EXERCISE DIRECTIONS:
Produce a word-for-word copy of the listing below without its pictures.

○ ○ ○ ○

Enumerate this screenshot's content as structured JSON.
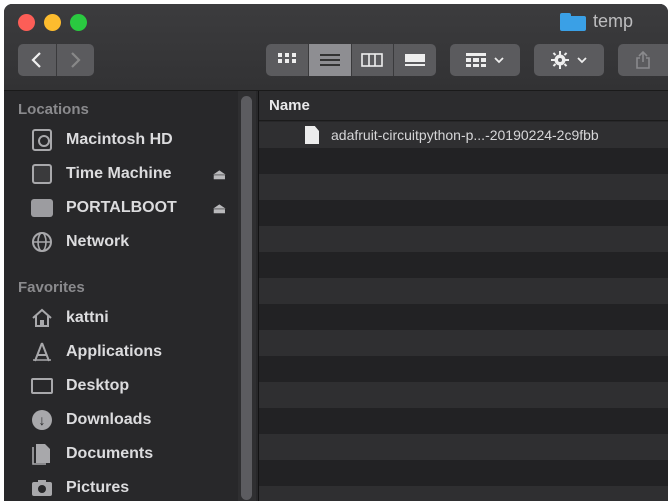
{
  "window": {
    "title": "temp"
  },
  "toolbar": {
    "back_icon": "chevron-left-icon",
    "forward_icon": "chevron-right-icon",
    "view_modes": [
      "icon-view",
      "list-view",
      "column-view",
      "gallery-view"
    ],
    "active_view": "list-view"
  },
  "sidebar": {
    "locations_header": "Locations",
    "locations": [
      {
        "label": "Macintosh HD",
        "icon": "hard-drive-icon",
        "eject": false
      },
      {
        "label": "Time Machine",
        "icon": "time-machine-icon",
        "eject": true
      },
      {
        "label": "PORTALBOOT",
        "icon": "external-drive-icon",
        "eject": true
      },
      {
        "label": "Network",
        "icon": "network-icon",
        "eject": false
      }
    ],
    "favorites_header": "Favorites",
    "favorites": [
      {
        "label": "kattni",
        "icon": "home-icon"
      },
      {
        "label": "Applications",
        "icon": "applications-icon"
      },
      {
        "label": "Desktop",
        "icon": "desktop-icon"
      },
      {
        "label": "Downloads",
        "icon": "downloads-icon"
      },
      {
        "label": "Documents",
        "icon": "documents-icon"
      },
      {
        "label": "Pictures",
        "icon": "pictures-icon"
      }
    ]
  },
  "content": {
    "column_name": "Name",
    "files": [
      {
        "name": "adafruit-circuitpython-p...-20190224-2c9fbb"
      }
    ]
  },
  "colors": {
    "accent_folder": "#3aa0e6",
    "close": "#fc5e57",
    "minimize": "#fdbc2e",
    "zoom": "#2ac940"
  }
}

○ ○ ○ ○

THE SOLUTION:
Enumerate this screenshot's content as structured JSON.
{
  "window": {
    "title": "temp"
  },
  "toolbar": {
    "back_icon": "chevron-left-icon",
    "forward_icon": "chevron-right-icon",
    "view_modes": [
      "icon-view",
      "list-view",
      "column-view",
      "gallery-view"
    ],
    "active_view": "list-view"
  },
  "sidebar": {
    "locations_header": "Locations",
    "locations": [
      {
        "label": "Macintosh HD",
        "icon": "hard-drive-icon",
        "eject": false
      },
      {
        "label": "Time Machine",
        "icon": "time-machine-icon",
        "eject": true
      },
      {
        "label": "PORTALBOOT",
        "icon": "external-drive-icon",
        "eject": true
      },
      {
        "label": "Network",
        "icon": "network-icon",
        "eject": false
      }
    ],
    "favorites_header": "Favorites",
    "favorites": [
      {
        "label": "kattni",
        "icon": "home-icon"
      },
      {
        "label": "Applications",
        "icon": "applications-icon"
      },
      {
        "label": "Desktop",
        "icon": "desktop-icon"
      },
      {
        "label": "Downloads",
        "icon": "downloads-icon"
      },
      {
        "label": "Documents",
        "icon": "documents-icon"
      },
      {
        "label": "Pictures",
        "icon": "pictures-icon"
      }
    ]
  },
  "content": {
    "column_name": "Name",
    "files": [
      {
        "name": "adafruit-circuitpython-p...-20190224-2c9fbb"
      }
    ]
  },
  "colors": {
    "accent_folder": "#3aa0e6",
    "close": "#fc5e57",
    "minimize": "#fdbc2e",
    "zoom": "#2ac940"
  }
}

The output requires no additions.